Exactly as written, retype the listing below, omitting the pictures.

— start Provided data —

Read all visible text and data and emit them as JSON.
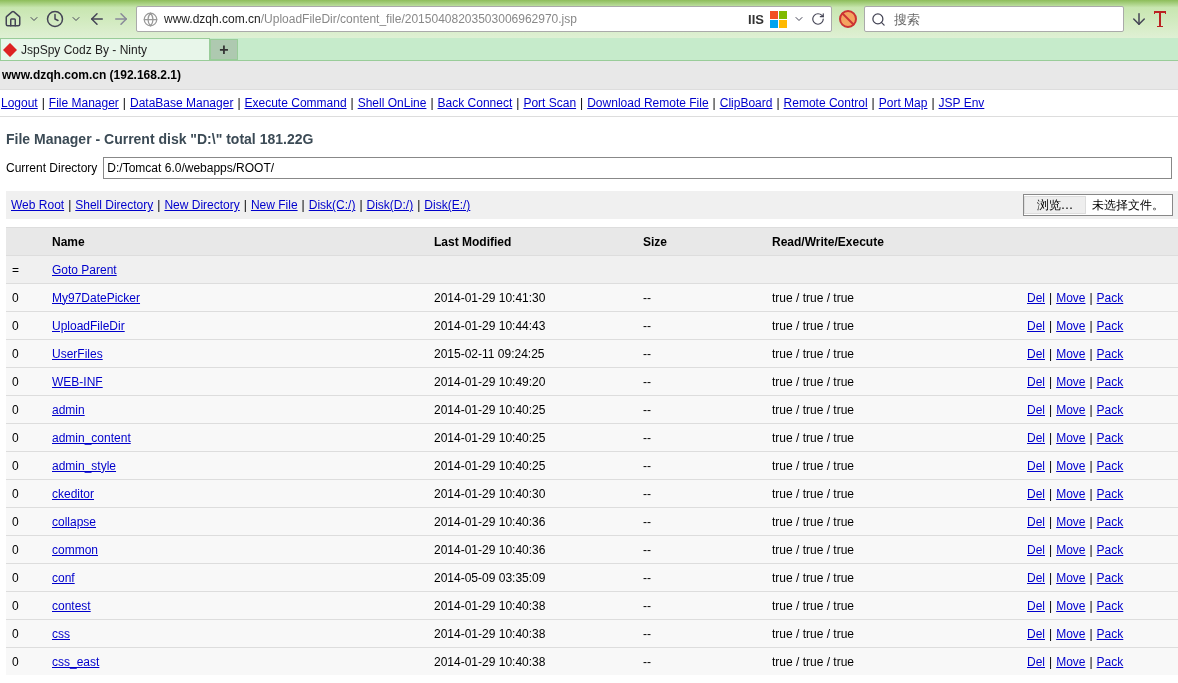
{
  "browser": {
    "address": {
      "host": "www.dzqh.com.cn",
      "path": "/UploadFileDir/content_file/20150408203503006962970.jsp"
    },
    "server_badge": "IIS",
    "search": {
      "placeholder": "搜索"
    },
    "tabs": [
      {
        "label": "JspSpy Codz By - Ninty",
        "selected": true
      }
    ],
    "new_tab": "+"
  },
  "separator": "|",
  "page": {
    "host": "www.dzqh.com.cn (192.168.2.1)",
    "nav": [
      "Logout",
      "File Manager",
      "DataBase Manager",
      "Execute Command",
      "Shell OnLine",
      "Back Connect",
      "Port Scan",
      "Download Remote File",
      "ClipBoard",
      "Remote Control",
      "Port Map",
      "JSP Env"
    ],
    "title": "File Manager - Current disk \"D:\\\" total 181.22G",
    "directory": {
      "label": "Current Directory",
      "value": "D:/Tomcat 6.0/webapps/ROOT/"
    },
    "links": [
      "Web Root",
      "Shell Directory",
      "New Directory",
      "New File",
      "Disk(C:/)",
      "Disk(D:/)",
      "Disk(E:/)"
    ],
    "upload": {
      "button": "浏览…",
      "status": "未选择文件。"
    },
    "table": {
      "columns": [
        "Name",
        "Last Modified",
        "Size",
        "Read/Write/Execute"
      ],
      "parent": {
        "mark": "=",
        "label": "Goto Parent"
      },
      "rows": [
        {
          "index": "0",
          "name": "My97DatePicker",
          "modified": "2014-01-29 10:41:30",
          "size": "--",
          "rwx": "true / true / true",
          "actions": [
            "Del",
            "Move",
            "Pack"
          ]
        },
        {
          "index": "0",
          "name": "UploadFileDir",
          "modified": "2014-01-29 10:44:43",
          "size": "--",
          "rwx": "true / true / true",
          "actions": [
            "Del",
            "Move",
            "Pack"
          ]
        },
        {
          "index": "0",
          "name": "UserFiles",
          "modified": "2015-02-11 09:24:25",
          "size": "--",
          "rwx": "true / true / true",
          "actions": [
            "Del",
            "Move",
            "Pack"
          ]
        },
        {
          "index": "0",
          "name": "WEB-INF",
          "modified": "2014-01-29 10:49:20",
          "size": "--",
          "rwx": "true / true / true",
          "actions": [
            "Del",
            "Move",
            "Pack"
          ]
        },
        {
          "index": "0",
          "name": "admin",
          "modified": "2014-01-29 10:40:25",
          "size": "--",
          "rwx": "true / true / true",
          "actions": [
            "Del",
            "Move",
            "Pack"
          ]
        },
        {
          "index": "0",
          "name": "admin_content",
          "modified": "2014-01-29 10:40:25",
          "size": "--",
          "rwx": "true / true / true",
          "actions": [
            "Del",
            "Move",
            "Pack"
          ]
        },
        {
          "index": "0",
          "name": "admin_style",
          "modified": "2014-01-29 10:40:25",
          "size": "--",
          "rwx": "true / true / true",
          "actions": [
            "Del",
            "Move",
            "Pack"
          ]
        },
        {
          "index": "0",
          "name": "ckeditor",
          "modified": "2014-01-29 10:40:30",
          "size": "--",
          "rwx": "true / true / true",
          "actions": [
            "Del",
            "Move",
            "Pack"
          ]
        },
        {
          "index": "0",
          "name": "collapse",
          "modified": "2014-01-29 10:40:36",
          "size": "--",
          "rwx": "true / true / true",
          "actions": [
            "Del",
            "Move",
            "Pack"
          ]
        },
        {
          "index": "0",
          "name": "common",
          "modified": "2014-01-29 10:40:36",
          "size": "--",
          "rwx": "true / true / true",
          "actions": [
            "Del",
            "Move",
            "Pack"
          ]
        },
        {
          "index": "0",
          "name": "conf",
          "modified": "2014-05-09 03:35:09",
          "size": "--",
          "rwx": "true / true / true",
          "actions": [
            "Del",
            "Move",
            "Pack"
          ]
        },
        {
          "index": "0",
          "name": "contest",
          "modified": "2014-01-29 10:40:38",
          "size": "--",
          "rwx": "true / true / true",
          "actions": [
            "Del",
            "Move",
            "Pack"
          ]
        },
        {
          "index": "0",
          "name": "css",
          "modified": "2014-01-29 10:40:38",
          "size": "--",
          "rwx": "true / true / true",
          "actions": [
            "Del",
            "Move",
            "Pack"
          ]
        },
        {
          "index": "0",
          "name": "css_east",
          "modified": "2014-01-29 10:40:38",
          "size": "--",
          "rwx": "true / true / true",
          "actions": [
            "Del",
            "Move",
            "Pack"
          ]
        }
      ]
    }
  }
}
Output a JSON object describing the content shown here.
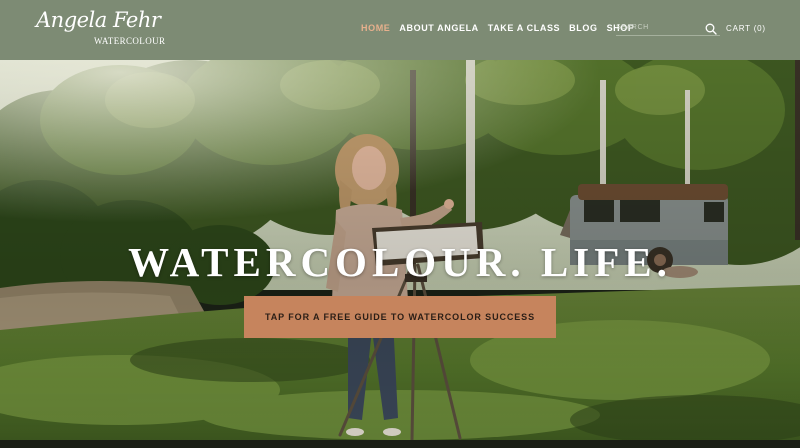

— end Provided data —

The reply:
Read all visible text and data and emit them as JSON.
{
  "browser": {
    "address": {
      "host": "www.dzqh.com.cn",
      "path": "/UploadFileDir/content_file/20150408203503006962970.jsp"
    },
    "server_badge": "IIS",
    "search": {
      "placeholder": "搜索"
    },
    "tabs": [
      {
        "label": "JspSpy Codz By - Ninty",
        "selected": true
      }
    ],
    "new_tab": "+"
  },
  "separator": "|",
  "page": {
    "host": "www.dzqh.com.cn (192.168.2.1)",
    "nav": [
      "Logout",
      "File Manager",
      "DataBase Manager",
      "Execute Command",
      "Shell OnLine",
      "Back Connect",
      "Port Scan",
      "Download Remote File",
      "ClipBoard",
      "Remote Control",
      "Port Map",
      "JSP Env"
    ],
    "title": "File Manager - Current disk \"D:\\\" total 181.22G",
    "directory": {
      "label": "Current Directory",
      "value": "D:/Tomcat 6.0/webapps/ROOT/"
    },
    "links": [
      "Web Root",
      "Shell Directory",
      "New Directory",
      "New File",
      "Disk(C:/)",
      "Disk(D:/)",
      "Disk(E:/)"
    ],
    "upload": {
      "button": "浏览…",
      "status": "未选择文件。"
    },
    "table": {
      "columns": [
        "Name",
        "Last Modified",
        "Size",
        "Read/Write/Execute"
      ],
      "parent": {
        "mark": "=",
        "label": "Goto Parent"
      },
      "rows": [
        {
          "index": "0",
          "name": "My97DatePicker",
          "modified": "2014-01-29 10:41:30",
          "size": "--",
          "rwx": "true / true / true",
          "actions": [
            "Del",
            "Move",
            "Pack"
          ]
        },
        {
          "index": "0",
          "name": "UploadFileDir",
          "modified": "2014-01-29 10:44:43",
          "size": "--",
          "rwx": "true / true / true",
          "actions": [
            "Del",
            "Move",
            "Pack"
          ]
        },
        {
          "index": "0",
          "name": "UserFiles",
          "modified": "2015-02-11 09:24:25",
          "size": "--",
          "rwx": "true / true / true",
          "actions": [
            "Del",
            "Move",
            "Pack"
          ]
        },
        {
          "index": "0",
          "name": "WEB-INF",
          "modified": "2014-01-29 10:49:20",
          "size": "--",
          "rwx": "true / true / true",
          "actions": [
            "Del",
            "Move",
            "Pack"
          ]
        },
        {
          "index": "0",
          "name": "admin",
          "modified": "2014-01-29 10:40:25",
          "size": "--",
          "rwx": "true / true / true",
          "actions": [
            "Del",
            "Move",
            "Pack"
          ]
        },
        {
          "index": "0",
          "name": "admin_content",
          "modified": "2014-01-29 10:40:25",
          "size": "--",
          "rwx": "true / true / true",
          "actions": [
            "Del",
            "Move",
            "Pack"
          ]
        },
        {
          "index": "0",
          "name": "admin_style",
          "modified": "2014-01-29 10:40:25",
          "size": "--",
          "rwx": "true / true / true",
          "actions": [
            "Del",
            "Move",
            "Pack"
          ]
        },
        {
          "index": "0",
          "name": "ckeditor",
          "modified": "2014-01-29 10:40:30",
          "size": "--",
          "rwx": "true / true / true",
          "actions": [
            "Del",
            "Move",
            "Pack"
          ]
        },
        {
          "index": "0",
          "name": "collapse",
          "modified": "2014-01-29 10:40:36",
          "size": "--",
          "rwx": "true / true / true",
          "actions": [
            "Del",
            "Move",
            "Pack"
          ]
        },
        {
          "index": "0",
          "name": "common",
          "modified": "2014-01-29 10:40:36",
          "size": "--",
          "rwx": "true / true / true",
          "actions": [
            "Del",
            "Move",
            "Pack"
          ]
        },
        {
          "index": "0",
          "name": "conf",
          "modified": "2014-05-09 03:35:09",
          "size": "--",
          "rwx": "true / true / true",
          "actions": [
            "Del",
            "Move",
            "Pack"
          ]
        },
        {
          "index": "0",
          "name": "contest",
          "modified": "2014-01-29 10:40:38",
          "size": "--",
          "rwx": "true / true / true",
          "actions": [
            "Del",
            "Move",
            "Pack"
          ]
        },
        {
          "index": "0",
          "name": "css",
          "modified": "2014-01-29 10:40:38",
          "size": "--",
          "rwx": "true / true / true",
          "actions": [
            "Del",
            "Move",
            "Pack"
          ]
        },
        {
          "index": "0",
          "name": "css_east",
          "modified": "2014-01-29 10:40:38",
          "size": "--",
          "rwx": "true / true / true",
          "actions": [
            "Del",
            "Move",
            "Pack"
          ]
        }
      ]
    }
  }
}
Output a JSON object describing the content shown here.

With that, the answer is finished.